DATA IN THIS EXERCISE —

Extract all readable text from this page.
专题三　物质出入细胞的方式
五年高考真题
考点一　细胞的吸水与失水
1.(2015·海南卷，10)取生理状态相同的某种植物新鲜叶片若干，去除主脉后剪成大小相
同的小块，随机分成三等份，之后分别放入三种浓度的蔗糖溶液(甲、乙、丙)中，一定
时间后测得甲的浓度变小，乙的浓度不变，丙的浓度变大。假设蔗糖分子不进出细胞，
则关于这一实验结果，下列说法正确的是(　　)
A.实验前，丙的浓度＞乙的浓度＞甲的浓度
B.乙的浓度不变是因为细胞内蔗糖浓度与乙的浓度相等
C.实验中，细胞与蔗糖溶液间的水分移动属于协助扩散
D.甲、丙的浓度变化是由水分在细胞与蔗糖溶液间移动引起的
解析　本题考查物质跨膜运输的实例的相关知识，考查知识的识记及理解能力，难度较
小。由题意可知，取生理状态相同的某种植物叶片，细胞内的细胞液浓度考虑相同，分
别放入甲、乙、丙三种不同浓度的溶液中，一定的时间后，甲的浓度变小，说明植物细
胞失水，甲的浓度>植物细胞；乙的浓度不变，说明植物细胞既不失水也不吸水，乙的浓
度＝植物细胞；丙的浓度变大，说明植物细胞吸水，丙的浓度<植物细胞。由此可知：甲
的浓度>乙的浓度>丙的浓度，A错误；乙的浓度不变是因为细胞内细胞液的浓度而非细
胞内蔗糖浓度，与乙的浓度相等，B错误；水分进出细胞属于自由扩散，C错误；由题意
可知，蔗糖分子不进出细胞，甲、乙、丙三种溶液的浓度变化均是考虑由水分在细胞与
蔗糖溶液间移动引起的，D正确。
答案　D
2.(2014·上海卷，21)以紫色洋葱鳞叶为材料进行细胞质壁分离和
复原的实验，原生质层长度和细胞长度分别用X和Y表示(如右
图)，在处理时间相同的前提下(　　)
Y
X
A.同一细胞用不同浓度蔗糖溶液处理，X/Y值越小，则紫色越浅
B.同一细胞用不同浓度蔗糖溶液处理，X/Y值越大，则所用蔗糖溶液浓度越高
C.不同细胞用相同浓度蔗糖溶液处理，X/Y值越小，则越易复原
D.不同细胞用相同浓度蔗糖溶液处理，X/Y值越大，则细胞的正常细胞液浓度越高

TASK DIRECTIONS — Show the lines of the records that include the string "Y值越小".

EXERCISE RESPONSE —
A.同一细胞用不同浓度蔗糖溶液处理，X/Y值越小，则紫色越浅
C.不同细胞用相同浓度蔗糖溶液处理，X/Y值越小，则越易复原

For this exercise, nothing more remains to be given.